● Challenge:
Go through the data below. Pull out every line that has the word "ferne".

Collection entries
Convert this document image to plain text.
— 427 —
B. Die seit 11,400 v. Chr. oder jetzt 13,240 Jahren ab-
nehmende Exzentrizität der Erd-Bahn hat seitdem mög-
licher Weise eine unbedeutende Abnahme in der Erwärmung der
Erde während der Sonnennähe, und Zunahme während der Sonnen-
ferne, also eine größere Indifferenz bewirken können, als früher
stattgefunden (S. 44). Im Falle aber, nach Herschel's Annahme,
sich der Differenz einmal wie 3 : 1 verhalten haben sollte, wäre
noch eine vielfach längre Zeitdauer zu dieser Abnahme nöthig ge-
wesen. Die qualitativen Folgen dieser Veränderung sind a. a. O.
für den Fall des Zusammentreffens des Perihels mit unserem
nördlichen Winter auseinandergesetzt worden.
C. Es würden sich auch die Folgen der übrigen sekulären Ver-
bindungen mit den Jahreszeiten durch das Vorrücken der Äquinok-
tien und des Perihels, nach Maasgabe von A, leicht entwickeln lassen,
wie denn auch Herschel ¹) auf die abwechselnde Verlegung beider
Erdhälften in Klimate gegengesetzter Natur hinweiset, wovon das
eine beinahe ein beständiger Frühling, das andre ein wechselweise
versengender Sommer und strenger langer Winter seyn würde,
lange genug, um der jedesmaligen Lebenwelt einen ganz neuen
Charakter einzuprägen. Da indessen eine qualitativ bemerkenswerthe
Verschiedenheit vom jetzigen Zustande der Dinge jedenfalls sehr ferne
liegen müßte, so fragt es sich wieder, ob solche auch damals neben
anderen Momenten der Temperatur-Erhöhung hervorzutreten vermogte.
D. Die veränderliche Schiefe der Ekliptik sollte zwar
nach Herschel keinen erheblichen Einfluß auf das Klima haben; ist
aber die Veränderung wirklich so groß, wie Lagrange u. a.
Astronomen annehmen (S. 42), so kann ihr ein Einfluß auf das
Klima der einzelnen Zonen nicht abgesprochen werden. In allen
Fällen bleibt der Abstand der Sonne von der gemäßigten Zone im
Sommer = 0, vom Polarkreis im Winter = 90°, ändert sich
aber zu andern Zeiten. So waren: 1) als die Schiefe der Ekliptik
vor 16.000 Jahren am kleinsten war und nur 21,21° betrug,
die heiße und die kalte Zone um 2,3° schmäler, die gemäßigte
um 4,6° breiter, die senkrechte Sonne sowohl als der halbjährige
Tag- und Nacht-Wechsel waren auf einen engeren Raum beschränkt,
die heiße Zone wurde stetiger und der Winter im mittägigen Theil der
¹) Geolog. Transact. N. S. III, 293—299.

● Solution for this exercise:
ferne, also eine größere Indifferenz bewirken können, als früher
Verschiedenheit vom jetzigen Zustande der Dinge jedenfalls sehr ferne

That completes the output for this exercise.